[Document transcription data]
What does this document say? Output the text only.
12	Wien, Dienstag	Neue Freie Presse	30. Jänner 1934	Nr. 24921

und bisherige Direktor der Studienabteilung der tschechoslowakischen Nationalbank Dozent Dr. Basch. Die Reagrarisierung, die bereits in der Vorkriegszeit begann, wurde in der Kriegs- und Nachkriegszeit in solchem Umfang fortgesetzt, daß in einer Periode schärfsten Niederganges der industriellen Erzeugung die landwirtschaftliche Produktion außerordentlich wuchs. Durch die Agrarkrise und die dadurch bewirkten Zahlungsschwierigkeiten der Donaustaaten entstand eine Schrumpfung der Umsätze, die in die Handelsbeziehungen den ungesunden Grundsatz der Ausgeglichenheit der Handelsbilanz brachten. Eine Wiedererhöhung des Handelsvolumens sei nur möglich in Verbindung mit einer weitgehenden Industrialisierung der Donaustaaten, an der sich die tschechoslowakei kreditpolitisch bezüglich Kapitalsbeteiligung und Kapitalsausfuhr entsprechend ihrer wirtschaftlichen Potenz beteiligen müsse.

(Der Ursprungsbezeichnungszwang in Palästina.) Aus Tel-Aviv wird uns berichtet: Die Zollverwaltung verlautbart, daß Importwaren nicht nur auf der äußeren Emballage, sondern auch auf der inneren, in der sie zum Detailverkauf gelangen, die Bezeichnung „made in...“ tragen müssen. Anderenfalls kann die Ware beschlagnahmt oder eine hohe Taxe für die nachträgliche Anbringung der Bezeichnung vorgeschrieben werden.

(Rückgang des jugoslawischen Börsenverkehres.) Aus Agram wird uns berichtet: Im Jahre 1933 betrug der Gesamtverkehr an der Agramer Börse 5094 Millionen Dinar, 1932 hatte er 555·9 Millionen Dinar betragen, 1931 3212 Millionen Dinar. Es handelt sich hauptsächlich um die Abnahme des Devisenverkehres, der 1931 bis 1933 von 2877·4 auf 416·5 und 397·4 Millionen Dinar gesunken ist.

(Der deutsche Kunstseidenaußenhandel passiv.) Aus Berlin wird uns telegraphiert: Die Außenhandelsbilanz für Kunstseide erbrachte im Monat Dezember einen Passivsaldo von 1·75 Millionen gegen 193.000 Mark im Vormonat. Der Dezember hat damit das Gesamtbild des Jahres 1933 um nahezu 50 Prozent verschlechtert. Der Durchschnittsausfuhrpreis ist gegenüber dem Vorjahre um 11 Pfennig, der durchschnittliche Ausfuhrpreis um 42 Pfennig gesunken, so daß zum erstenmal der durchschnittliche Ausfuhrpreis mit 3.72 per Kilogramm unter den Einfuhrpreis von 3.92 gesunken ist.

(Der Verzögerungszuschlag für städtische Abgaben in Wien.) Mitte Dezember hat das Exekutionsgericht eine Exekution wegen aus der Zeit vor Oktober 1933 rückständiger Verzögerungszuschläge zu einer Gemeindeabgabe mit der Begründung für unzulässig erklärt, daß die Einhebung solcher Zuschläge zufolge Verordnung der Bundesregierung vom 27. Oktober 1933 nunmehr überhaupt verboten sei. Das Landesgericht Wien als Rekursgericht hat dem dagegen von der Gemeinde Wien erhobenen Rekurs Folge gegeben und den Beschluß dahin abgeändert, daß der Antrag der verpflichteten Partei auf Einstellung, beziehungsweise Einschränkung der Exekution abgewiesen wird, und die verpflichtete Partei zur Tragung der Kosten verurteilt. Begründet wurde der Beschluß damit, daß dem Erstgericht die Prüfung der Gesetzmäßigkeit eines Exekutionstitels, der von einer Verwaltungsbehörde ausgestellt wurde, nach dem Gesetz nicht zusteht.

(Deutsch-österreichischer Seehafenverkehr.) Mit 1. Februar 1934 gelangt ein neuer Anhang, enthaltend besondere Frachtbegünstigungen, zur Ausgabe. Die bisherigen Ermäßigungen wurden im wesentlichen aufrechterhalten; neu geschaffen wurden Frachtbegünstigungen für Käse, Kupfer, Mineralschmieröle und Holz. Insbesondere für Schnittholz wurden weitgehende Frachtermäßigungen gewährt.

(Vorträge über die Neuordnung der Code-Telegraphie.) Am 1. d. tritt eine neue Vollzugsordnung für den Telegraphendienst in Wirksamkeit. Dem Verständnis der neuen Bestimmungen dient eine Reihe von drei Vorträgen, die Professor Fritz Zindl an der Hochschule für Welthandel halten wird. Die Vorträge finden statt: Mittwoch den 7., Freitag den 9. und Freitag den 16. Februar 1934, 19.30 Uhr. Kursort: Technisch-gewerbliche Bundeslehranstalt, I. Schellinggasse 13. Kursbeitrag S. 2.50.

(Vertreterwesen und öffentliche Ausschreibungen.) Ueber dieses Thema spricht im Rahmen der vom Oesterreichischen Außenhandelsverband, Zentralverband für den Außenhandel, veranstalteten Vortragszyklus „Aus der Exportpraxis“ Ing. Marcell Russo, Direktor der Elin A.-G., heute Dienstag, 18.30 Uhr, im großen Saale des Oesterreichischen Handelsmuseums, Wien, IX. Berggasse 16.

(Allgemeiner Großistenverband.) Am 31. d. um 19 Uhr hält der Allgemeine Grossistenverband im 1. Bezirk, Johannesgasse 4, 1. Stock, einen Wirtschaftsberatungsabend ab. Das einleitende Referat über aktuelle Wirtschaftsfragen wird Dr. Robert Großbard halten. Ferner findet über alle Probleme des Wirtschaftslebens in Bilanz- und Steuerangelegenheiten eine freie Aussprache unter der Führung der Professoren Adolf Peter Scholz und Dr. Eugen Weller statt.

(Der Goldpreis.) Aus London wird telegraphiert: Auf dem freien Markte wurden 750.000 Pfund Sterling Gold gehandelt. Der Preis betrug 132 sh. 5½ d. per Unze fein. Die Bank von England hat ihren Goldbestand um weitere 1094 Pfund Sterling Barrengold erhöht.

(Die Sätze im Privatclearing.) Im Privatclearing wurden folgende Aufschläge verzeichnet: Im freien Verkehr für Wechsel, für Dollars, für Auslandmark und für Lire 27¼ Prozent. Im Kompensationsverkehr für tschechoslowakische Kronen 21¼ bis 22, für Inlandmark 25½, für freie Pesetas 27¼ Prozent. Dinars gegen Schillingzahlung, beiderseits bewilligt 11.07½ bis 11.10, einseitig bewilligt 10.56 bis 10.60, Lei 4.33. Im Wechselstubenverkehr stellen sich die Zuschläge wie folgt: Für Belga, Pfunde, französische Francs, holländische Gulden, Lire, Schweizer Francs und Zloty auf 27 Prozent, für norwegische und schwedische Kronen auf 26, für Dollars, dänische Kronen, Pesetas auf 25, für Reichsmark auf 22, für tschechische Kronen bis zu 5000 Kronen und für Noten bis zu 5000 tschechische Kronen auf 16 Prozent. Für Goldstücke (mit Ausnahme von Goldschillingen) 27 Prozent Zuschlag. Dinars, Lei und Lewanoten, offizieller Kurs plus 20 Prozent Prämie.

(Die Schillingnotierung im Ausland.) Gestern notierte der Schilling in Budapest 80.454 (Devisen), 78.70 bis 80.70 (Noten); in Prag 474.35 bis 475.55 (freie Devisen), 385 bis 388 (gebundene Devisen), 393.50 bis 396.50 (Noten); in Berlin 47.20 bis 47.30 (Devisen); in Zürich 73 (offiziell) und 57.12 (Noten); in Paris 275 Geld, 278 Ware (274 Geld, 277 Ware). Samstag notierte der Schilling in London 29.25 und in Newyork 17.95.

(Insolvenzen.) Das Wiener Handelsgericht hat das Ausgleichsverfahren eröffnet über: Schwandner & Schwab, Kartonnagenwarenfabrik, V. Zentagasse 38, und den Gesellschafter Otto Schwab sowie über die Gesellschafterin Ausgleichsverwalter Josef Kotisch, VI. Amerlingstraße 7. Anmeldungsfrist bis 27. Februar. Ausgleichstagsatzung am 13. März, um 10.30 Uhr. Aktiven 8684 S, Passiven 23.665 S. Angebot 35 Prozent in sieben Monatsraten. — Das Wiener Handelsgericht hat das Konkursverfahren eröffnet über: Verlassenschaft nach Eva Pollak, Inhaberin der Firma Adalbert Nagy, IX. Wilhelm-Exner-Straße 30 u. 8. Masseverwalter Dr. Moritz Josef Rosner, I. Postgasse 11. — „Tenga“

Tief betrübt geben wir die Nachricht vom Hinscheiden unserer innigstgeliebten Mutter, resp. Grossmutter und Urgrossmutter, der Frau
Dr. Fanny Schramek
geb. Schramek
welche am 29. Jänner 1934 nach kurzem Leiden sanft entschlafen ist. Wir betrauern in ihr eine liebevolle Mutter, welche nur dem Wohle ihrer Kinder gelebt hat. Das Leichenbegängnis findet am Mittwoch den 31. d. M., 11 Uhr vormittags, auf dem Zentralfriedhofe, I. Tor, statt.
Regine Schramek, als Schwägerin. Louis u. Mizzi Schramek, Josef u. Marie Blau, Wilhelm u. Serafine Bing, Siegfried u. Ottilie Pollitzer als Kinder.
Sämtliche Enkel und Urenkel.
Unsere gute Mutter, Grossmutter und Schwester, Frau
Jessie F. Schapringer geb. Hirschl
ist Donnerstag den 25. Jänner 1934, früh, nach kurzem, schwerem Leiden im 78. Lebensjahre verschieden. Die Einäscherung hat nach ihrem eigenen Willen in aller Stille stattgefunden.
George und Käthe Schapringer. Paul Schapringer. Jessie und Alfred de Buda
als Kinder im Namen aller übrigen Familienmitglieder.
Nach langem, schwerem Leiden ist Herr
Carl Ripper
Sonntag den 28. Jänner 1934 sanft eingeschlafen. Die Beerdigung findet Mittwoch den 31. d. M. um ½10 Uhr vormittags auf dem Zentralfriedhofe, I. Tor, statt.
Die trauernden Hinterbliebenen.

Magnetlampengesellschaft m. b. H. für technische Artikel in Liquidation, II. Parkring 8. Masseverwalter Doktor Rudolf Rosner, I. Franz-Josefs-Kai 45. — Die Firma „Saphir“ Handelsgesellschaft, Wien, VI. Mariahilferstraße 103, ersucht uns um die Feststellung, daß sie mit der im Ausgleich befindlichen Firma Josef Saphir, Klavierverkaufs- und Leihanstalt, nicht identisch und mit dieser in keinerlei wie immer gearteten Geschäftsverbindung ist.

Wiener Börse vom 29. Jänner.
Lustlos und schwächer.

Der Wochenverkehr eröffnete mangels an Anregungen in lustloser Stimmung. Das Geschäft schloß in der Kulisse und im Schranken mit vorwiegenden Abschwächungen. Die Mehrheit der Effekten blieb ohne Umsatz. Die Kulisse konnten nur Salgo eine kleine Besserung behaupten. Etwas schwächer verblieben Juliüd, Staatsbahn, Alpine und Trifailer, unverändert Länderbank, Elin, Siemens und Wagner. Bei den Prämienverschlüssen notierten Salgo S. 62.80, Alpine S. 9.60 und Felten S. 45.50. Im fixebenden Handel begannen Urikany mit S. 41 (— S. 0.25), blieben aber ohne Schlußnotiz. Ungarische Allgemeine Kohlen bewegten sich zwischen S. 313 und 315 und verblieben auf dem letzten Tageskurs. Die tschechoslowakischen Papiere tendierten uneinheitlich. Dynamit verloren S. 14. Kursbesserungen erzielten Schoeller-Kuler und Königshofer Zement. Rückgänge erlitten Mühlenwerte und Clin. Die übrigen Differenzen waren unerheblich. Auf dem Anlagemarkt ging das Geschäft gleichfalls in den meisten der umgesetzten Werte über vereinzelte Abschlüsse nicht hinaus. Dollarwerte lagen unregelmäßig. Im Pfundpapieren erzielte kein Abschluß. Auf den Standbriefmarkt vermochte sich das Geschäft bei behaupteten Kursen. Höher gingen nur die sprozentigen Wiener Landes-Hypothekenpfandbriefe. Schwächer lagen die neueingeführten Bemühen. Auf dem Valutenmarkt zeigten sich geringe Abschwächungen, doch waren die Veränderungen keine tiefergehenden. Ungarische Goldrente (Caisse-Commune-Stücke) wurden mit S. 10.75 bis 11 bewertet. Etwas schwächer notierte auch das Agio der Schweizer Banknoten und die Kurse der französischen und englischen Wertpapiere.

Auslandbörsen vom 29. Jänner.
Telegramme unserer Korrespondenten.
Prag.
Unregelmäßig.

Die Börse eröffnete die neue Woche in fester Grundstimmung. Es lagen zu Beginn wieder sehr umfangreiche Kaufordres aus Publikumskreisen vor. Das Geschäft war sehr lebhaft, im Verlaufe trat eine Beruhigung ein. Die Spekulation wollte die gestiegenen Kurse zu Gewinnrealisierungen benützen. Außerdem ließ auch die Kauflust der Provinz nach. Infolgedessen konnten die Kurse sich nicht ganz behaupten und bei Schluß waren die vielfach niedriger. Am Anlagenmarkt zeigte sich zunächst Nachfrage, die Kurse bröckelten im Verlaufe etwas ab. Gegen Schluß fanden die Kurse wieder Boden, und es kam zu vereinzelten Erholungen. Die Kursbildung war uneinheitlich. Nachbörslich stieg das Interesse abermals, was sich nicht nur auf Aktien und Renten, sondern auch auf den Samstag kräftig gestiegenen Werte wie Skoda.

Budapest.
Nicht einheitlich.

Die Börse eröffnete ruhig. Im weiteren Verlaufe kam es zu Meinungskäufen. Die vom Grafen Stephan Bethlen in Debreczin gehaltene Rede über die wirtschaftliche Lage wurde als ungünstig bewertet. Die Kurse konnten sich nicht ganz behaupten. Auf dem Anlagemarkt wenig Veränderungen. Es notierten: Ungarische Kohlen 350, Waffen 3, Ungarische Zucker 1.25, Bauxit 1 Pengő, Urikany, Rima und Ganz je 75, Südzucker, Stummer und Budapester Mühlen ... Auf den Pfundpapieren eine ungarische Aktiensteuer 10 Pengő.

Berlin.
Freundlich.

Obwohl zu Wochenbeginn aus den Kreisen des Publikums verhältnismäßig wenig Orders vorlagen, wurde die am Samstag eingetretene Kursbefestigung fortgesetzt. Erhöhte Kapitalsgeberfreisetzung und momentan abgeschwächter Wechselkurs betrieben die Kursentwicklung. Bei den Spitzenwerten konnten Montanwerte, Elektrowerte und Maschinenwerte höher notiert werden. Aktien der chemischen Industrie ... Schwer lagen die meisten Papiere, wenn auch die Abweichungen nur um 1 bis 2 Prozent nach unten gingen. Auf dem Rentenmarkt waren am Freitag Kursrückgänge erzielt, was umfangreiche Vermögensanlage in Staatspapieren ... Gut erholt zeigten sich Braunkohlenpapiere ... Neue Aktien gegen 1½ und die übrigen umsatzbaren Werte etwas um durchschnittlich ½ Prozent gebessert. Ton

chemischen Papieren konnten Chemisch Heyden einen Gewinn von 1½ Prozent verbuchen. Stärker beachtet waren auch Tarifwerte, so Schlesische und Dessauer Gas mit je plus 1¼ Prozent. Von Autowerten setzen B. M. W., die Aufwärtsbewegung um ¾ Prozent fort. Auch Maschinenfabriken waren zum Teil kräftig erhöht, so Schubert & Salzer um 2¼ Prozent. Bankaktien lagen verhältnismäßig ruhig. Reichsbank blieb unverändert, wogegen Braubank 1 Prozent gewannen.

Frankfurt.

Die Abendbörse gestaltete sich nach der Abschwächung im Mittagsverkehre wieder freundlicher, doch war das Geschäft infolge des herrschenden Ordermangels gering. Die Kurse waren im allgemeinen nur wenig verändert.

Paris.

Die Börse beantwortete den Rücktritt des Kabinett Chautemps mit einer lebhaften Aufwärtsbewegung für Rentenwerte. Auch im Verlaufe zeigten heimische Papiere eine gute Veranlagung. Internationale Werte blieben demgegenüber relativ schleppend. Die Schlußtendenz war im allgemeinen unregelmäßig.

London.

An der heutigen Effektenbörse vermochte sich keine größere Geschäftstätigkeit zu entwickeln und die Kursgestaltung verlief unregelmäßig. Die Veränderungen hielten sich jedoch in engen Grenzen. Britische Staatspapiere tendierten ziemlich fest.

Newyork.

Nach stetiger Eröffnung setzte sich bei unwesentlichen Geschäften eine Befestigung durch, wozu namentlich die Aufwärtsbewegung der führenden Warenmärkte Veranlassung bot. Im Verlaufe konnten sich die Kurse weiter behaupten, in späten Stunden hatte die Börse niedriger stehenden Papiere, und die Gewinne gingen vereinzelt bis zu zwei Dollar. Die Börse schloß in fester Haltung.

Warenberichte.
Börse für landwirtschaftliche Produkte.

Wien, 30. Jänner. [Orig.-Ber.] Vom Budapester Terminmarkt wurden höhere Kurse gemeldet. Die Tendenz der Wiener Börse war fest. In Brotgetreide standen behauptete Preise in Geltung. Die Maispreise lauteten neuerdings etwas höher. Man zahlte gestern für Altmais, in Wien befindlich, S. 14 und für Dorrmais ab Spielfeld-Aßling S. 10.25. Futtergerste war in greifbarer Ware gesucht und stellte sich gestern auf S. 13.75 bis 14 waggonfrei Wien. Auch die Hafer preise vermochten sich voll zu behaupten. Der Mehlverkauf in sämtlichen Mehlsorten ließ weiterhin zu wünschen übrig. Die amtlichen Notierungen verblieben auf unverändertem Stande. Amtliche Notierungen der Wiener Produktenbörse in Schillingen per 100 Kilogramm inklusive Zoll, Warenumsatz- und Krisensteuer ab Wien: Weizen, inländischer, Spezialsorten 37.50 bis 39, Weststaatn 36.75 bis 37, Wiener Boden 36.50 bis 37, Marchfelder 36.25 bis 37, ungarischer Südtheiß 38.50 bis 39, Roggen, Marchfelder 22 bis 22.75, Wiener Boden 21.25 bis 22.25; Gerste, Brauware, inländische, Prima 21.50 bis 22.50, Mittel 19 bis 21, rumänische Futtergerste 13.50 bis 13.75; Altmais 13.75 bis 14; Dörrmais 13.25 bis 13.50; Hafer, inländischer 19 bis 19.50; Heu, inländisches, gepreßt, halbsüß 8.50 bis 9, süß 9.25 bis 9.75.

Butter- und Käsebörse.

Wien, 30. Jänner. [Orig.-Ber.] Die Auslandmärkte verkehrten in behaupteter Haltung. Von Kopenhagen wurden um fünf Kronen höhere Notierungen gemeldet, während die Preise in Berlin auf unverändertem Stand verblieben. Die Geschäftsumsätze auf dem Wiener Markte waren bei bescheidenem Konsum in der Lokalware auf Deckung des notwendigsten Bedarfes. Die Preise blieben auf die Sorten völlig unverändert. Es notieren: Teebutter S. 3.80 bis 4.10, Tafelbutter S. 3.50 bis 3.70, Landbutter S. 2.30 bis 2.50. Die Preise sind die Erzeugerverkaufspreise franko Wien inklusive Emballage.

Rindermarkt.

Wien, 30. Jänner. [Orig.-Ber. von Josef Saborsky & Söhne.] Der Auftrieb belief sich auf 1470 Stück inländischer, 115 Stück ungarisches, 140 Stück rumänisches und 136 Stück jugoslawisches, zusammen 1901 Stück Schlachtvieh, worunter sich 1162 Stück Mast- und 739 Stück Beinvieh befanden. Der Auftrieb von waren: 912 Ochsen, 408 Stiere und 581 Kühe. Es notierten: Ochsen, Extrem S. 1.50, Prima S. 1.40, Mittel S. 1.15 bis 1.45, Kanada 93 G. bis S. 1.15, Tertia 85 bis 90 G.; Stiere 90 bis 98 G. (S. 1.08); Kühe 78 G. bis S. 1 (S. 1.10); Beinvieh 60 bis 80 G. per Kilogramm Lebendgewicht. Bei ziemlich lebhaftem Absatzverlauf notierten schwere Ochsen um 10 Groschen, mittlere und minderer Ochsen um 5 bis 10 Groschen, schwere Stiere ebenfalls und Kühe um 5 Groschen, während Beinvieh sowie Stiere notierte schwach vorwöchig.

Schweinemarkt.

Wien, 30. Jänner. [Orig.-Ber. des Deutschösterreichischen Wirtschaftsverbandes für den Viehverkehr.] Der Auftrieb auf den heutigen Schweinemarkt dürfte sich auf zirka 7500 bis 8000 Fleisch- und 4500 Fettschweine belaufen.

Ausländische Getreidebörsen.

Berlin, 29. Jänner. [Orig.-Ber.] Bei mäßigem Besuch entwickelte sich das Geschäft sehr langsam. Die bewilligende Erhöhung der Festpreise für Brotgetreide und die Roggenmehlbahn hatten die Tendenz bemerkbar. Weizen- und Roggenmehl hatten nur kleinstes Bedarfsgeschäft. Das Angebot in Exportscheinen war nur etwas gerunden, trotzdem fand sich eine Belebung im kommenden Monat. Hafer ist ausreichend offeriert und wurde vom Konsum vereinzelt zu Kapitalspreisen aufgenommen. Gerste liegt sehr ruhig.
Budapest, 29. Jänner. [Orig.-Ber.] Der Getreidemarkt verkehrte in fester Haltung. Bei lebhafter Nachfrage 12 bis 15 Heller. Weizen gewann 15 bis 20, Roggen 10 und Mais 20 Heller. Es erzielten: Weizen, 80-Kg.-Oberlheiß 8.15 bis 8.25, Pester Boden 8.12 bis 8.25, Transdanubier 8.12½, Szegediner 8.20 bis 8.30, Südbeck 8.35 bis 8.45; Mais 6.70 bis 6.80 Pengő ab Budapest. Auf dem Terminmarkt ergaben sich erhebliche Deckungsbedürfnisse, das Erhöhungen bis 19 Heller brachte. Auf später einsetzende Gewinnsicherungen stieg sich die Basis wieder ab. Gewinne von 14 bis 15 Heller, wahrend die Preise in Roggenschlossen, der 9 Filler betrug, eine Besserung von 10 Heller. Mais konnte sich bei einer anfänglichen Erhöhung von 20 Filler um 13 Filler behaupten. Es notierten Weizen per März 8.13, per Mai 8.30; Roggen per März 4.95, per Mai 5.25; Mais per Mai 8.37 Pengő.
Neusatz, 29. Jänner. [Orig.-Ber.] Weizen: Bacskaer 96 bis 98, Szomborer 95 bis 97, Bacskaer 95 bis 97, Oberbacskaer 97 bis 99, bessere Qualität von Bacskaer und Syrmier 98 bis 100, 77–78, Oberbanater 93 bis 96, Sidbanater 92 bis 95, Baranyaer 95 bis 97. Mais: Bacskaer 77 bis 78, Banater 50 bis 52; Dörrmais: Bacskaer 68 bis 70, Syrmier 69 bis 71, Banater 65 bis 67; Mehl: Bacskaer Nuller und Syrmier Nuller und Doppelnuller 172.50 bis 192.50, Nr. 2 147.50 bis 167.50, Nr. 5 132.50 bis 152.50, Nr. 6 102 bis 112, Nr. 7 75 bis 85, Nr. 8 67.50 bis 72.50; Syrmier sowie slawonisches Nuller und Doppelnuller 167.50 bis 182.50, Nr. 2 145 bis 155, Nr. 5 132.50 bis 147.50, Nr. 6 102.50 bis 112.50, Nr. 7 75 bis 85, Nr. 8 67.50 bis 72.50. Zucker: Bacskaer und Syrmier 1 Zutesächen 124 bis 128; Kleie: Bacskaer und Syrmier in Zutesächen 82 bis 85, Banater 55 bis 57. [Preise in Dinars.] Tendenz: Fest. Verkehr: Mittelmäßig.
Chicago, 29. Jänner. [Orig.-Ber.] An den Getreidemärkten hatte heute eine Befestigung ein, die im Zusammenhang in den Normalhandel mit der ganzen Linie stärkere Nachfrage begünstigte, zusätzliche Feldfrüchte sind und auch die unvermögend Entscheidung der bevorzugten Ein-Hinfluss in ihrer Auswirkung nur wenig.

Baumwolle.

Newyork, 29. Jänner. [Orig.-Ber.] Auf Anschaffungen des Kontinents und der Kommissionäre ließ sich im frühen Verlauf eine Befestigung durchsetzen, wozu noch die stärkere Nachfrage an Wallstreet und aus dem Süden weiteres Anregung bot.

- WHAT YOU HAVE TO DO:
Scan the records above for the string "heute", then report every line that contains it.

- RESPONSE TO THIS TASK:
(Vertreterwesen und öffentliche Ausschreibungen.) Ueber dieses Thema spricht im Rahmen der vom Oesterreichischen Außenhandelsverband, Zentralverband für den Außenhandel, veranstalteten Vortragszyklus „Aus der Exportpraxis“ Ing. Marcell Russo, Direktor der Elin A.-G., heute Dienstag, 18.30 Uhr, im großen Saale des Oesterreichischen Handelsmuseums, Wien, IX. Berggasse 16.
Chicago, 29. Jänner. [Orig.-Ber.] An den Getreidemärkten hatte heute eine Befestigung ein, die im Zusammenhang in den Normalhandel mit der ganzen Linie stärkere Nachfrage begünstigte, zusätzliche Feldfrüchte sind und auch die unvermögend Entscheidung der bevorzugten Ein-Hinfluss in ihrer Auswirkung nur wenig.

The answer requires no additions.